- _Job_: Gather every line holding the string "brake".

- _Supplied data_:
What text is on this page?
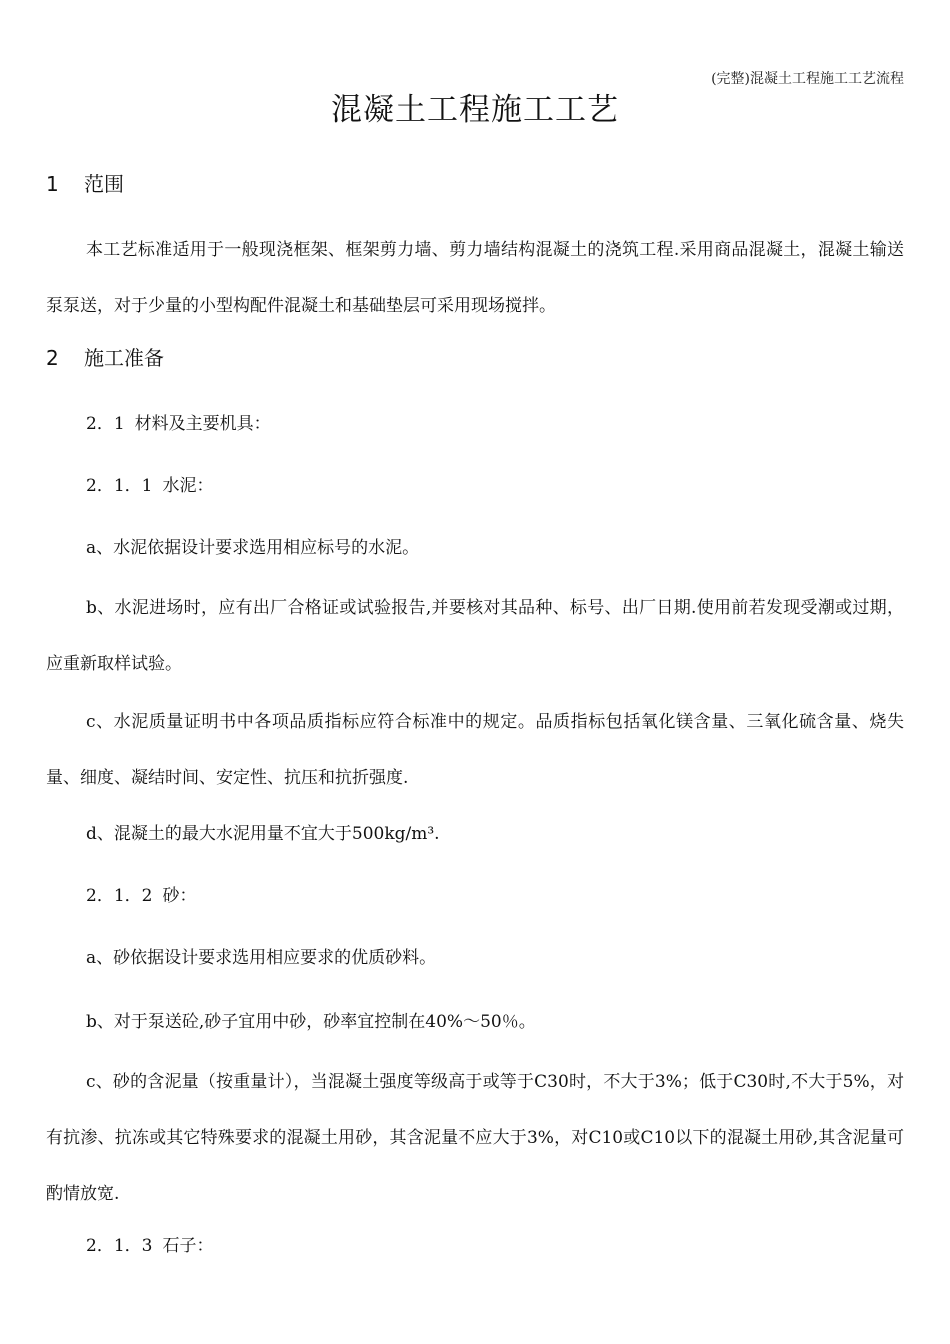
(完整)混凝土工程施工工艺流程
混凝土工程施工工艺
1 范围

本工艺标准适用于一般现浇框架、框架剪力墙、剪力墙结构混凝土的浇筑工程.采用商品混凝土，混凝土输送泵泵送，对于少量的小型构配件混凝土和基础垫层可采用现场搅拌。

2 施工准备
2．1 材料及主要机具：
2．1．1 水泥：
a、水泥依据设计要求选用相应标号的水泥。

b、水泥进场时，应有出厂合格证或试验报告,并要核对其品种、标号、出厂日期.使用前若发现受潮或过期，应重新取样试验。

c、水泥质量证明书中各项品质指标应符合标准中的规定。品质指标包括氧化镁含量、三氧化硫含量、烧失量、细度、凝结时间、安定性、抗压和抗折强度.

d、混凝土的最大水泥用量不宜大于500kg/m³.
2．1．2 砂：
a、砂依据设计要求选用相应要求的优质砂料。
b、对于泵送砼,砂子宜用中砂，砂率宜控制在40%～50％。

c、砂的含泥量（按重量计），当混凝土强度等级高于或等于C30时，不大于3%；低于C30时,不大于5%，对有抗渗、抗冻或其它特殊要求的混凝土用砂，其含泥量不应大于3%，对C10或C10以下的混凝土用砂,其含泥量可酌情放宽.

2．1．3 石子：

* * *

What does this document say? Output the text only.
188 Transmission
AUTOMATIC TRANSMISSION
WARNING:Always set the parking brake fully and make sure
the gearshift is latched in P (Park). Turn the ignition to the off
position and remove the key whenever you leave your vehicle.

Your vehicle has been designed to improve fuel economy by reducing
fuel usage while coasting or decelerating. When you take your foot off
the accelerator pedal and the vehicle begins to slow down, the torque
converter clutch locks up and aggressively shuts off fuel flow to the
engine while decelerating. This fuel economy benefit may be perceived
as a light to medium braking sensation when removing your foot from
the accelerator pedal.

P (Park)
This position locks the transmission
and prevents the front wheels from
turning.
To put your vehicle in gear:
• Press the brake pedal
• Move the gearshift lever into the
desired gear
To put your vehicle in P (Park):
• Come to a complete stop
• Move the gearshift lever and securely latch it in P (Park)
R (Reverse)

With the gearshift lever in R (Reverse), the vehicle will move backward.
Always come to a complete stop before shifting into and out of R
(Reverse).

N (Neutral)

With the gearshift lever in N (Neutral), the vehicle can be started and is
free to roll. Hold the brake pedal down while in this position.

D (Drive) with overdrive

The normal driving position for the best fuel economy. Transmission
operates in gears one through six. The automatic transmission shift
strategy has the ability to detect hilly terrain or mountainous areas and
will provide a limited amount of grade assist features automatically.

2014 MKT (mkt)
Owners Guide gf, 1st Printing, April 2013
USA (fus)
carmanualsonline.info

---

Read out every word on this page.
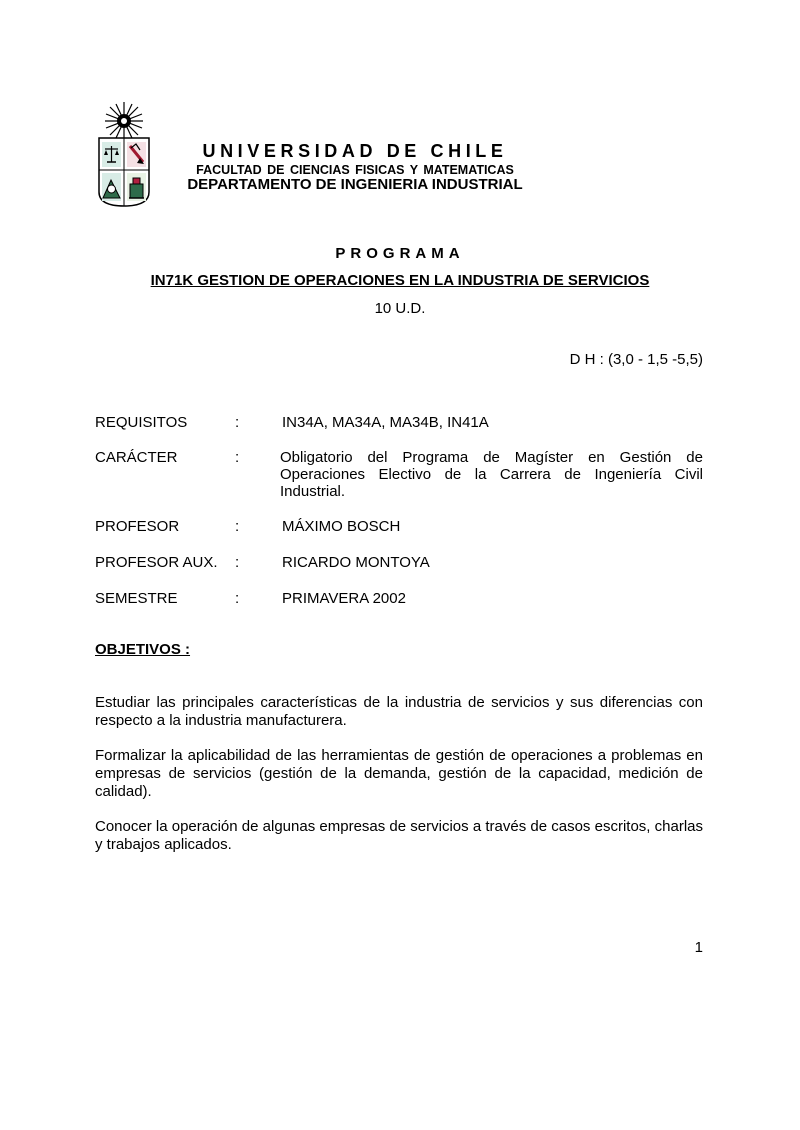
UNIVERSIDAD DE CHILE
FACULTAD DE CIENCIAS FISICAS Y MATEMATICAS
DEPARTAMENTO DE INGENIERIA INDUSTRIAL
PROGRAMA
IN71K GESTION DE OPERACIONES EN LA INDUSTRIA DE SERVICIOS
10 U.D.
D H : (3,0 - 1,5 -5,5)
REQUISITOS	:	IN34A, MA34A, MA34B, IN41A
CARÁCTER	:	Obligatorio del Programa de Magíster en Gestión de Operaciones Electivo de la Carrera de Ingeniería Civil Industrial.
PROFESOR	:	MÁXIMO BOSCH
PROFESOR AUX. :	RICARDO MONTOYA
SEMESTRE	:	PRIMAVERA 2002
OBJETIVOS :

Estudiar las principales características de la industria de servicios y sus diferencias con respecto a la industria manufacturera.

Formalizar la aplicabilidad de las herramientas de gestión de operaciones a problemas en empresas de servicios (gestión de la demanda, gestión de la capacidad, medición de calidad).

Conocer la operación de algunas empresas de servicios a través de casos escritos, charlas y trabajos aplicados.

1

- _Answer to the task_:
WARNING:Always set the parking brake fully and make sure
• Press the brake pedal
free to roll. Hold the brake pedal down while in this position.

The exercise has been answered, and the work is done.